* BEGIN *

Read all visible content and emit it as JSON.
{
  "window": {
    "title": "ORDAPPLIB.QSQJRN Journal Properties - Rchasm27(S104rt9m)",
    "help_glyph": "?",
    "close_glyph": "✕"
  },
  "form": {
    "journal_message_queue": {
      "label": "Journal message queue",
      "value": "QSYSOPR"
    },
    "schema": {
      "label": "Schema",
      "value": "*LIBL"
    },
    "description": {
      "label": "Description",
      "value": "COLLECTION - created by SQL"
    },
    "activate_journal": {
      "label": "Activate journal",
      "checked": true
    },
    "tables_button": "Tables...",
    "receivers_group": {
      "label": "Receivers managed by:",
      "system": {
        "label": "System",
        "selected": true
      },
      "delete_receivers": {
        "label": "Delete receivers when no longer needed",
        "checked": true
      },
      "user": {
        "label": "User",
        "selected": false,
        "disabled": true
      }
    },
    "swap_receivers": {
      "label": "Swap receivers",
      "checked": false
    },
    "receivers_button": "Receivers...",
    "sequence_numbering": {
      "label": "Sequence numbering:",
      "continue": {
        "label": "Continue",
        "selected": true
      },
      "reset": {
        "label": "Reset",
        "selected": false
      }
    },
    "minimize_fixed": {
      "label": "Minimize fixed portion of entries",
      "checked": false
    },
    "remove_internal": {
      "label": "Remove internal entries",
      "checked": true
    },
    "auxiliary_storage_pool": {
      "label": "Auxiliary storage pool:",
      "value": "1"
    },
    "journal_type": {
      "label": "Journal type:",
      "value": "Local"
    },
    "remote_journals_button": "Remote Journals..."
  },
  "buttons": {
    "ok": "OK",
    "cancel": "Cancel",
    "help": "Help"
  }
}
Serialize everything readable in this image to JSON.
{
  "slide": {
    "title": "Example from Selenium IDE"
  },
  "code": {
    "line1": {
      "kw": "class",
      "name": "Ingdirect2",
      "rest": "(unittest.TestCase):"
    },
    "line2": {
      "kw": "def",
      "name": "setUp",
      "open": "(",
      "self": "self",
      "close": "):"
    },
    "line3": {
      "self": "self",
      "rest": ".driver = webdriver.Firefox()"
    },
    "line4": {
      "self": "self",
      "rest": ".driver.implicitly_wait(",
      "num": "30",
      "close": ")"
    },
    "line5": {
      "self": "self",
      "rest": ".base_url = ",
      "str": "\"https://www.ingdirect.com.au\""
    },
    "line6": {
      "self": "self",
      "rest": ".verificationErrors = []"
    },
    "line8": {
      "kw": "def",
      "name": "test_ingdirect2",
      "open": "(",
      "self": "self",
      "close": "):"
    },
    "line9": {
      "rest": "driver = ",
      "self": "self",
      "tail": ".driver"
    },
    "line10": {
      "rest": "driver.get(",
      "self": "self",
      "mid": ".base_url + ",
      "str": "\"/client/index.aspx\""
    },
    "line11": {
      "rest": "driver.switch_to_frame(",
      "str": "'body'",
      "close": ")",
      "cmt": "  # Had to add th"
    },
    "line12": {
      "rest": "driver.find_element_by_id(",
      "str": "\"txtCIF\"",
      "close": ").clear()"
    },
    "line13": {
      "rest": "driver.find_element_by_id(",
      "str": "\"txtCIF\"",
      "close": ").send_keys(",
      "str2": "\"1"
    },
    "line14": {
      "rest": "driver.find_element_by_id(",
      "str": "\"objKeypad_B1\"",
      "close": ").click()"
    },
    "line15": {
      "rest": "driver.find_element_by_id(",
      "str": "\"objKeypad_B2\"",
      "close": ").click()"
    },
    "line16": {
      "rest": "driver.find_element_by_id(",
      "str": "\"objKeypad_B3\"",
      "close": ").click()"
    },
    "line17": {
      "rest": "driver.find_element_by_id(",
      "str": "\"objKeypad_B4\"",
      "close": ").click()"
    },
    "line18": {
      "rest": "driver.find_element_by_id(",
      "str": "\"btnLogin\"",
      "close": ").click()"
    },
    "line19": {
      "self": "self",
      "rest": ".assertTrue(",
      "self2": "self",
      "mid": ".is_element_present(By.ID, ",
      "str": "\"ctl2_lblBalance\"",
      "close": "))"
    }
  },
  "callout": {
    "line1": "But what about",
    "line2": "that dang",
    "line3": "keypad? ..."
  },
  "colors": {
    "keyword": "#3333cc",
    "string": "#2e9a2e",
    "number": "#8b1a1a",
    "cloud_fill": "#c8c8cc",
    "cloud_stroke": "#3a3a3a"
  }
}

* END *

- [Instructions for the task]:
The word "entries" may occur in lines of the records. Report how many such lines there are, giving only the number.

- [Worked solution]:
2